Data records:
--------------------
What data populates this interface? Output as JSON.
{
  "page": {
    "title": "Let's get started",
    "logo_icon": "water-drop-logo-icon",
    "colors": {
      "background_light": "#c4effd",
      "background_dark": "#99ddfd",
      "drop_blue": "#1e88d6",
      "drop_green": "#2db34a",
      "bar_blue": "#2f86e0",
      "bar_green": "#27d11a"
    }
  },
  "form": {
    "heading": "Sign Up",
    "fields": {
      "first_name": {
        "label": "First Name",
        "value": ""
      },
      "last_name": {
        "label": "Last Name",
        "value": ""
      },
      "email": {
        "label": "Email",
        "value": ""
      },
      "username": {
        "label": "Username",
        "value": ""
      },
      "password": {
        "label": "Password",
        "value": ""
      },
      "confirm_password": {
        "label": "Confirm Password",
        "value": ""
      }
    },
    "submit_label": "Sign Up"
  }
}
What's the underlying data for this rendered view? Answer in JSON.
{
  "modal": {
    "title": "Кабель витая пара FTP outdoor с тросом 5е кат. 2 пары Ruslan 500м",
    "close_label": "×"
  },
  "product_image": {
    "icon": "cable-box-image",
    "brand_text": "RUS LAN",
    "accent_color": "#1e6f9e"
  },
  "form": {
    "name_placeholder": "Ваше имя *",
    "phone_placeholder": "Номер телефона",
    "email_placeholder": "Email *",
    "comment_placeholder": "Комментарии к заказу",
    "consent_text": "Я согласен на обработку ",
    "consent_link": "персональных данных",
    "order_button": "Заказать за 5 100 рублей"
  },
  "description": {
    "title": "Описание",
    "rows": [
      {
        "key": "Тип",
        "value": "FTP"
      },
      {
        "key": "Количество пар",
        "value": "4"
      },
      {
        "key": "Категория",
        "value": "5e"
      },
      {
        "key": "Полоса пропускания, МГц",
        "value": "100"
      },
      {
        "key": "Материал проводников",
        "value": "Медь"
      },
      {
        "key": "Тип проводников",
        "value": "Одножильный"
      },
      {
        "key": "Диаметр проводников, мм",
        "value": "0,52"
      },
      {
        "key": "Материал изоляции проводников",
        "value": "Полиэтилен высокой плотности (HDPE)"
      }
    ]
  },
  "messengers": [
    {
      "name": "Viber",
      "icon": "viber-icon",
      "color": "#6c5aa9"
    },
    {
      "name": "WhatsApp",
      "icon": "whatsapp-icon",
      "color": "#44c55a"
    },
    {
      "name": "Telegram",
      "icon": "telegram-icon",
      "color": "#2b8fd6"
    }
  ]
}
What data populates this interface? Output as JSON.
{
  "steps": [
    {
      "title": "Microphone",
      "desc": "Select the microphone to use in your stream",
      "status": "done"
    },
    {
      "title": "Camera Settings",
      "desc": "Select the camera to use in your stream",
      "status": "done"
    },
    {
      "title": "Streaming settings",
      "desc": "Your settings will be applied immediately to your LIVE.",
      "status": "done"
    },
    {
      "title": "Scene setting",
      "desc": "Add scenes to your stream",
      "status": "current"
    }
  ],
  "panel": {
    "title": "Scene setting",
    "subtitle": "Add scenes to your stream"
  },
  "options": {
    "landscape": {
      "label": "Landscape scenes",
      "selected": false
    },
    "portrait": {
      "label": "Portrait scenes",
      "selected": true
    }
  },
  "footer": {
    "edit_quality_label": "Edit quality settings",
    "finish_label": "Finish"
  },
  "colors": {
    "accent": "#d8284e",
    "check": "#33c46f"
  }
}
--------------------
Copy the records above exactly.

What data populates this interface? Output as JSON.
{
  "page": {
    "title": "Let's get started",
    "logo_icon": "water-drop-logo-icon",
    "colors": {
      "background_light": "#c4effd",
      "background_dark": "#99ddfd",
      "drop_blue": "#1e88d6",
      "drop_green": "#2db34a",
      "bar_blue": "#2f86e0",
      "bar_green": "#27d11a"
    }
  },
  "form": {
    "heading": "Sign Up",
    "fields": {
      "first_name": {
        "label": "First Name",
        "value": ""
      },
      "last_name": {
        "label": "Last Name",
        "value": ""
      },
      "email": {
        "label": "Email",
        "value": ""
      },
      "username": {
        "label": "Username",
        "value": ""
      },
      "password": {
        "label": "Password",
        "value": ""
      },
      "confirm_password": {
        "label": "Confirm Password",
        "value": ""
      }
    },
    "submit_label": "Sign Up"
  }
}
What's the underlying data for this rendered view? Answer in JSON.
{
  "modal": {
    "title": "Кабель витая пара FTP outdoor с тросом 5е кат. 2 пары Ruslan 500м",
    "close_label": "×"
  },
  "product_image": {
    "icon": "cable-box-image",
    "brand_text": "RUS LAN",
    "accent_color": "#1e6f9e"
  },
  "form": {
    "name_placeholder": "Ваше имя *",
    "phone_placeholder": "Номер телефона",
    "email_placeholder": "Email *",
    "comment_placeholder": "Комментарии к заказу",
    "consent_text": "Я согласен на обработку ",
    "consent_link": "персональных данных",
    "order_button": "Заказать за 5 100 рублей"
  },
  "description": {
    "title": "Описание",
    "rows": [
      {
        "key": "Тип",
        "value": "FTP"
      },
      {
        "key": "Количество пар",
        "value": "4"
      },
      {
        "key": "Категория",
        "value": "5e"
      },
      {
        "key": "Полоса пропускания, МГц",
        "value": "100"
      },
      {
        "key": "Материал проводников",
        "value": "Медь"
      },
      {
        "key": "Тип проводников",
        "value": "Одножильный"
      },
      {
        "key": "Диаметр проводников, мм",
        "value": "0,52"
      },
      {
        "key": "Материал изоляции проводников",
        "value": "Полиэтилен высокой плотности (HDPE)"
      }
    ]
  },
  "messengers": [
    {
      "name": "Viber",
      "icon": "viber-icon",
      "color": "#6c5aa9"
    },
    {
      "name": "WhatsApp",
      "icon": "whatsapp-icon",
      "color": "#44c55a"
    },
    {
      "name": "Telegram",
      "icon": "telegram-icon",
      "color": "#2b8fd6"
    }
  ]
}
What data populates this interface? Output as JSON.
{
  "steps": [
    {
      "title": "Microphone",
      "desc": "Select the microphone to use in your stream",
      "status": "done"
    },
    {
      "title": "Camera Settings",
      "desc": "Select the camera to use in your stream",
      "status": "done"
    },
    {
      "title": "Streaming settings",
      "desc": "Your settings will be applied immediately to your LIVE.",
      "status": "done"
    },
    {
      "title": "Scene setting",
      "desc": "Add scenes to your stream",
      "status": "current"
    }
  ],
  "panel": {
    "title": "Scene setting",
    "subtitle": "Add scenes to your stream"
  },
  "options": {
    "landscape": {
      "label": "Landscape scenes",
      "selected": false
    },
    "portrait": {
      "label": "Portrait scenes",
      "selected": true
    }
  },
  "footer": {
    "edit_quality_label": "Edit quality settings",
    "finish_label": "Finish"
  },
  "colors": {
    "accent": "#d8284e",
    "check": "#33c46f"
  }
}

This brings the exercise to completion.